Task to complete: Show all lines from the listing below that contain "name".

Begin Material

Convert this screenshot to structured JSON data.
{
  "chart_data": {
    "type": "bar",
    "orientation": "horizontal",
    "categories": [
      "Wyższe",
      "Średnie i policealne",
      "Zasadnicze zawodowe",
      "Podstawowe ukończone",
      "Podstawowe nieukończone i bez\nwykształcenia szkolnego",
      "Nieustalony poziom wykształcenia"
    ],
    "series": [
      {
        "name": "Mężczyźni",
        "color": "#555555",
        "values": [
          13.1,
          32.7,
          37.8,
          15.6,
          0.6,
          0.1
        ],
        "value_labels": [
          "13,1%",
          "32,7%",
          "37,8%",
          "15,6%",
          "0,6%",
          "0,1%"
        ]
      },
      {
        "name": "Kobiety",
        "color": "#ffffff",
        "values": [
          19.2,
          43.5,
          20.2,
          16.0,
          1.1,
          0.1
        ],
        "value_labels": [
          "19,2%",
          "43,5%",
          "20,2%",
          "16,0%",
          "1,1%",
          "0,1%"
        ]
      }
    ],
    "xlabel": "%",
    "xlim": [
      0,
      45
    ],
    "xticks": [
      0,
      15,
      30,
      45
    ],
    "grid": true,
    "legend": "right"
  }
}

End Material
Begin Material

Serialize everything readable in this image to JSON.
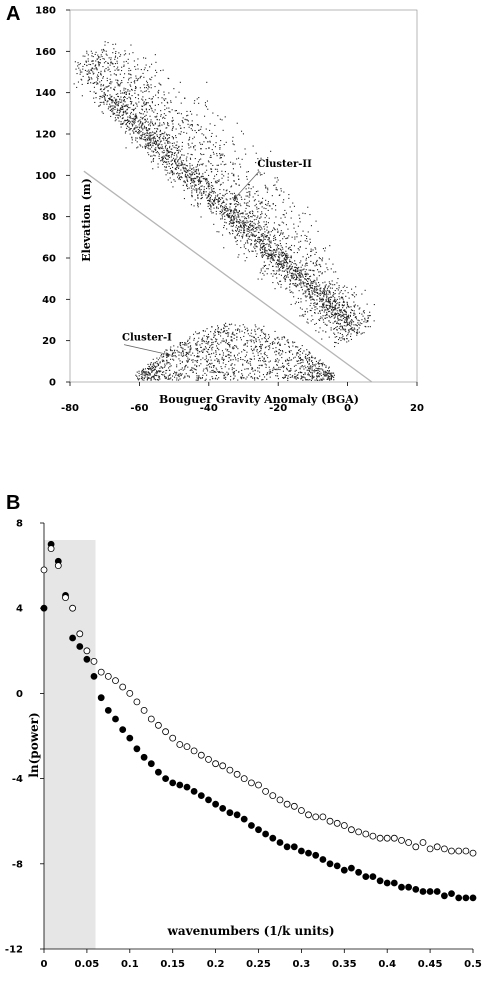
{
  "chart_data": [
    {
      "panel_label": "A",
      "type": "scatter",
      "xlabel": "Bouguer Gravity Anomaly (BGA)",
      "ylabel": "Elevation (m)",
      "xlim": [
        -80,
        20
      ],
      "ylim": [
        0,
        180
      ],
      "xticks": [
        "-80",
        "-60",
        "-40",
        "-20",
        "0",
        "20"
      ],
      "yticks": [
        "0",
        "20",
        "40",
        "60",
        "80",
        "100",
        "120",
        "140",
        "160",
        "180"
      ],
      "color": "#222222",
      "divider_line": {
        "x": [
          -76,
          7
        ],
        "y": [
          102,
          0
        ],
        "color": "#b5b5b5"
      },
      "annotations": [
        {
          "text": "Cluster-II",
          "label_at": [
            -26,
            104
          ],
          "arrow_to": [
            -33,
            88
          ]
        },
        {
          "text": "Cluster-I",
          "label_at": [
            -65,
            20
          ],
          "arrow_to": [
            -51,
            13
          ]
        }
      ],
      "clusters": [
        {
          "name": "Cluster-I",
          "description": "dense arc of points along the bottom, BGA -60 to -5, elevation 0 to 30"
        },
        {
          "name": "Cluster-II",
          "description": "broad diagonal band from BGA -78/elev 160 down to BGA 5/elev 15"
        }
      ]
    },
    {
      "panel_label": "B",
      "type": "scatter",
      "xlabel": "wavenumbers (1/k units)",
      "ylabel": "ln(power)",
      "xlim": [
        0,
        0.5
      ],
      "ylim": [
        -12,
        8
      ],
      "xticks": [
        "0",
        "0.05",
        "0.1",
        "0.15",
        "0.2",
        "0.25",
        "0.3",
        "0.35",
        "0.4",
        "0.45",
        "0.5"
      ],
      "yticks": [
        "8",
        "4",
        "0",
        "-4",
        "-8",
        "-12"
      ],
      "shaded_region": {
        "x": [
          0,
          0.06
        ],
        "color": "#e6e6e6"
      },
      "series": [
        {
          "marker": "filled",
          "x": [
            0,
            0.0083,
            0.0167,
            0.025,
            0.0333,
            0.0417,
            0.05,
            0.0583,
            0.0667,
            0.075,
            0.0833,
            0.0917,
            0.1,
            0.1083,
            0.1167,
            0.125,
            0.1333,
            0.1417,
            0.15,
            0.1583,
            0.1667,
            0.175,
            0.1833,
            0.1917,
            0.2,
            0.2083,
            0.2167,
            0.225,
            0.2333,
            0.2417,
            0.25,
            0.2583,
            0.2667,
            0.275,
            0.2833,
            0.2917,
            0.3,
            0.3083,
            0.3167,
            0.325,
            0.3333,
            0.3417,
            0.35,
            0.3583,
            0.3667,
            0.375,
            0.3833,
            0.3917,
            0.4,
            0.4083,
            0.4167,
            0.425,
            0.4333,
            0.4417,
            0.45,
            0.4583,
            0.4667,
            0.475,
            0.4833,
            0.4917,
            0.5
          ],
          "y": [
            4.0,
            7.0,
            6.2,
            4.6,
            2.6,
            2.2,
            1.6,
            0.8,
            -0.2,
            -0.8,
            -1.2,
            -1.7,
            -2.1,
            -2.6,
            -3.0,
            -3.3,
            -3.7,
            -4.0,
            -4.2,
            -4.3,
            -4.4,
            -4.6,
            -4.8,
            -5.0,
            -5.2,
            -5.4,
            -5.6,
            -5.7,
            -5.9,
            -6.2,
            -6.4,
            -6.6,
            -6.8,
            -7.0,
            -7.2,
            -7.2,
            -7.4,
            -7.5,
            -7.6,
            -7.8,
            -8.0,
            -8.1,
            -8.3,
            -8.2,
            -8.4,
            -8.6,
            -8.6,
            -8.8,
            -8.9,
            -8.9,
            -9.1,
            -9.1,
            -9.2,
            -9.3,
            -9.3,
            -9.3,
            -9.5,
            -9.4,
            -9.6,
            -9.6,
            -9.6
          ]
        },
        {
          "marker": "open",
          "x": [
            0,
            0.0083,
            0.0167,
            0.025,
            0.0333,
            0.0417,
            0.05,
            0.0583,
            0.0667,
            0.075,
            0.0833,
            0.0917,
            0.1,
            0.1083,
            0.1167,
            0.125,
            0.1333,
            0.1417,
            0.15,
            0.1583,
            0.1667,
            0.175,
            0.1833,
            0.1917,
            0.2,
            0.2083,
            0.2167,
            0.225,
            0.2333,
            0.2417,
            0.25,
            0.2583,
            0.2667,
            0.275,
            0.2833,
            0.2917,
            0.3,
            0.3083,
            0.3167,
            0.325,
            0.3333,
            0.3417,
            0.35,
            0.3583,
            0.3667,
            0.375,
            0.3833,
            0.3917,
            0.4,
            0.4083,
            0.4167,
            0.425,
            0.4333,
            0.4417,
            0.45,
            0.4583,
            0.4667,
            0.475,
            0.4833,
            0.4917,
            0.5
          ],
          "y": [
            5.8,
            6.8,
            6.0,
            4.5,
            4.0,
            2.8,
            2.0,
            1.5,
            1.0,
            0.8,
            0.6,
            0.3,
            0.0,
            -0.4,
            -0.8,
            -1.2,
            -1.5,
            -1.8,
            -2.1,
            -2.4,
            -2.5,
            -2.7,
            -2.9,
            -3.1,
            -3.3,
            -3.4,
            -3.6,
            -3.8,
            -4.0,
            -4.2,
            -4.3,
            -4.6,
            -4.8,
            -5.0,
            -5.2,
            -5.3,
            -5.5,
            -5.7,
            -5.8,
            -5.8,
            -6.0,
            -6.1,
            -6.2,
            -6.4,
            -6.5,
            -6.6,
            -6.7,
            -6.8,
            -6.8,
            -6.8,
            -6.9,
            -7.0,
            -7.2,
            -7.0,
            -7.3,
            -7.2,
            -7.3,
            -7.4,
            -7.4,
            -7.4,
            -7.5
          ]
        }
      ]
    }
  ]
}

End Material
Begin Material

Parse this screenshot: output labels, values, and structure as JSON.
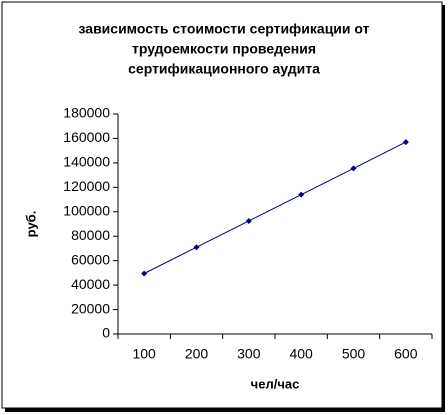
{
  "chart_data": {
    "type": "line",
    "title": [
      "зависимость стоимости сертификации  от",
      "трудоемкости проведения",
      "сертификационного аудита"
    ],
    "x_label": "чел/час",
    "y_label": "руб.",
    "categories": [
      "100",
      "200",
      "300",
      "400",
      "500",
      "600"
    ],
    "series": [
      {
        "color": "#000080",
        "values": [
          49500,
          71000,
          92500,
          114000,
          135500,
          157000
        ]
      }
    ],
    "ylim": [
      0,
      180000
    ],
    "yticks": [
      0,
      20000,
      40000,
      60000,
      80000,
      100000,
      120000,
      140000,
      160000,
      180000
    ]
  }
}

End Material

Full output:
        "name": "Mężczyźni",
        "name": "Kobiety",
          "name": "Cluster-I",
          "name": "Cluster-II",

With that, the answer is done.